* Directions: Send back the records in full, character for character.

* Extracted records:
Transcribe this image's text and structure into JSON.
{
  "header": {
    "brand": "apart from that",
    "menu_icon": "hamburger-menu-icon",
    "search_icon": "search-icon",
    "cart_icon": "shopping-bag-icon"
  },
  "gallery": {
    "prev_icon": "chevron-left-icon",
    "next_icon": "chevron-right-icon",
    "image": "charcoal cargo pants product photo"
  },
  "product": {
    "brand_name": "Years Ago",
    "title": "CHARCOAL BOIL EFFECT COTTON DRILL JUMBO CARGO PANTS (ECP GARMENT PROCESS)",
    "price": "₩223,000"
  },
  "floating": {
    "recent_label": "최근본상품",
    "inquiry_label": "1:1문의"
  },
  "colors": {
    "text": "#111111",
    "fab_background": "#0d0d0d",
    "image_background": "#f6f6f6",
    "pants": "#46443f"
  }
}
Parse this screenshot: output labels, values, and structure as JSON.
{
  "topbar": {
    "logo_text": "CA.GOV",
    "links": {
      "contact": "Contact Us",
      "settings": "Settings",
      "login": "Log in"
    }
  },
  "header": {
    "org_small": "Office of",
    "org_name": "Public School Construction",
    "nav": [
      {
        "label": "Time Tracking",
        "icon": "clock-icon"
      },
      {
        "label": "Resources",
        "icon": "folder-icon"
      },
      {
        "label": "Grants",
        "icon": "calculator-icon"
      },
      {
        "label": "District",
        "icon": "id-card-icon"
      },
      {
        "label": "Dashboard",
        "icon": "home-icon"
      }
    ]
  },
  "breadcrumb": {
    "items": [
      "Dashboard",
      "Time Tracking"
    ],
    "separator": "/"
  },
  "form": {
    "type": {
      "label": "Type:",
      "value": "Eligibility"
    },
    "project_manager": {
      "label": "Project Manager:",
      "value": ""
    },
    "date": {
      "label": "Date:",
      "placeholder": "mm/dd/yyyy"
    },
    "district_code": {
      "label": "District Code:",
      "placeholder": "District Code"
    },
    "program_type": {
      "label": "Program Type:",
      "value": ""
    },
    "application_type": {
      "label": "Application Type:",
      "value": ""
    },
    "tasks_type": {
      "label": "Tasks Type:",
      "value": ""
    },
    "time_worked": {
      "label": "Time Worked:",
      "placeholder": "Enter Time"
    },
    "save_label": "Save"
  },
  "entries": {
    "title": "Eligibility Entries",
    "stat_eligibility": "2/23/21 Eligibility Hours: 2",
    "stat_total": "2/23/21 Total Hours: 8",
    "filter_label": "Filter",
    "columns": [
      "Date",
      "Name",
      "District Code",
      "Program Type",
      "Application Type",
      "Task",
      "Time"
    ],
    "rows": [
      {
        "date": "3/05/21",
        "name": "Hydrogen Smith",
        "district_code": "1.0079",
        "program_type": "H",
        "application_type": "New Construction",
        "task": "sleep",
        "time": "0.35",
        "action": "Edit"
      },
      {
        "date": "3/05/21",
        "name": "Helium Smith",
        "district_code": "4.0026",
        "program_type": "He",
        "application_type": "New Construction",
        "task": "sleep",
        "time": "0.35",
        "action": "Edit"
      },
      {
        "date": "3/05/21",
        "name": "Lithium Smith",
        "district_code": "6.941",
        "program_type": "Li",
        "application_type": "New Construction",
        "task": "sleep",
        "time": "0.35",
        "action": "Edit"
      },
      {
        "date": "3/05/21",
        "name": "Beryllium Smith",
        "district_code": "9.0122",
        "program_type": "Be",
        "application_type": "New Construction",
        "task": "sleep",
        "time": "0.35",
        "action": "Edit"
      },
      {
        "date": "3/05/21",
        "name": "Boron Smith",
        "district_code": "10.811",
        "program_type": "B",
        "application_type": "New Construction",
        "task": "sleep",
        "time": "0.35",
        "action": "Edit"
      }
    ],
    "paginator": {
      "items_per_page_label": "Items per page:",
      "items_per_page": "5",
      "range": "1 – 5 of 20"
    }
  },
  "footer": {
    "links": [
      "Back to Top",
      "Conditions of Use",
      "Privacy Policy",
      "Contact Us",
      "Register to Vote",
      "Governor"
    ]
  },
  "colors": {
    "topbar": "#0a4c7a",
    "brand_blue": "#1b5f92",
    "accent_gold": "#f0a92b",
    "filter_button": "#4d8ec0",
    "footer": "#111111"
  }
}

* Answer in full:
Transcribe this image's text and structure into JSON.
{
  "header": {
    "brand": "apart from that",
    "menu_icon": "hamburger-menu-icon",
    "search_icon": "search-icon",
    "cart_icon": "shopping-bag-icon"
  },
  "gallery": {
    "prev_icon": "chevron-left-icon",
    "next_icon": "chevron-right-icon",
    "image": "charcoal cargo pants product photo"
  },
  "product": {
    "brand_name": "Years Ago",
    "title": "CHARCOAL BOIL EFFECT COTTON DRILL JUMBO CARGO PANTS (ECP GARMENT PROCESS)",
    "price": "₩223,000"
  },
  "floating": {
    "recent_label": "최근본상품",
    "inquiry_label": "1:1문의"
  },
  "colors": {
    "text": "#111111",
    "fab_background": "#0d0d0d",
    "image_background": "#f6f6f6",
    "pants": "#46443f"
  }
}
Parse this screenshot: output labels, values, and structure as JSON.
{
  "topbar": {
    "logo_text": "CA.GOV",
    "links": {
      "contact": "Contact Us",
      "settings": "Settings",
      "login": "Log in"
    }
  },
  "header": {
    "org_small": "Office of",
    "org_name": "Public School Construction",
    "nav": [
      {
        "label": "Time Tracking",
        "icon": "clock-icon"
      },
      {
        "label": "Resources",
        "icon": "folder-icon"
      },
      {
        "label": "Grants",
        "icon": "calculator-icon"
      },
      {
        "label": "District",
        "icon": "id-card-icon"
      },
      {
        "label": "Dashboard",
        "icon": "home-icon"
      }
    ]
  },
  "breadcrumb": {
    "items": [
      "Dashboard",
      "Time Tracking"
    ],
    "separator": "/"
  },
  "form": {
    "type": {
      "label": "Type:",
      "value": "Eligibility"
    },
    "project_manager": {
      "label": "Project Manager:",
      "value": ""
    },
    "date": {
      "label": "Date:",
      "placeholder": "mm/dd/yyyy"
    },
    "district_code": {
      "label": "District Code:",
      "placeholder": "District Code"
    },
    "program_type": {
      "label": "Program Type:",
      "value": ""
    },
    "application_type": {
      "label": "Application Type:",
      "value": ""
    },
    "tasks_type": {
      "label": "Tasks Type:",
      "value": ""
    },
    "time_worked": {
      "label": "Time Worked:",
      "placeholder": "Enter Time"
    },
    "save_label": "Save"
  },
  "entries": {
    "title": "Eligibility Entries",
    "stat_eligibility": "2/23/21 Eligibility Hours: 2",
    "stat_total": "2/23/21 Total Hours: 8",
    "filter_label": "Filter",
    "columns": [
      "Date",
      "Name",
      "District Code",
      "Program Type",
      "Application Type",
      "Task",
      "Time"
    ],
    "rows": [
      {
        "date": "3/05/21",
        "name": "Hydrogen Smith",
        "district_code": "1.0079",
        "program_type": "H",
        "application_type": "New Construction",
        "task": "sleep",
        "time": "0.35",
        "action": "Edit"
      },
      {
        "date": "3/05/21",
        "name": "Helium Smith",
        "district_code": "4.0026",
        "program_type": "He",
        "application_type": "New Construction",
        "task": "sleep",
        "time": "0.35",
        "action": "Edit"
      },
      {
        "date": "3/05/21",
        "name": "Lithium Smith",
        "district_code": "6.941",
        "program_type": "Li",
        "application_type": "New Construction",
        "task": "sleep",
        "time": "0.35",
        "action": "Edit"
      },
      {
        "date": "3/05/21",
        "name": "Beryllium Smith",
        "district_code": "9.0122",
        "program_type": "Be",
        "application_type": "New Construction",
        "task": "sleep",
        "time": "0.35",
        "action": "Edit"
      },
      {
        "date": "3/05/21",
        "name": "Boron Smith",
        "district_code": "10.811",
        "program_type": "B",
        "application_type": "New Construction",
        "task": "sleep",
        "time": "0.35",
        "action": "Edit"
      }
    ],
    "paginator": {
      "items_per_page_label": "Items per page:",
      "items_per_page": "5",
      "range": "1 – 5 of 20"
    }
  },
  "footer": {
    "links": [
      "Back to Top",
      "Conditions of Use",
      "Privacy Policy",
      "Contact Us",
      "Register to Vote",
      "Governor"
    ]
  },
  "colors": {
    "topbar": "#0a4c7a",
    "brand_blue": "#1b5f92",
    "accent_gold": "#f0a92b",
    "filter_button": "#4d8ec0",
    "footer": "#111111"
  }
}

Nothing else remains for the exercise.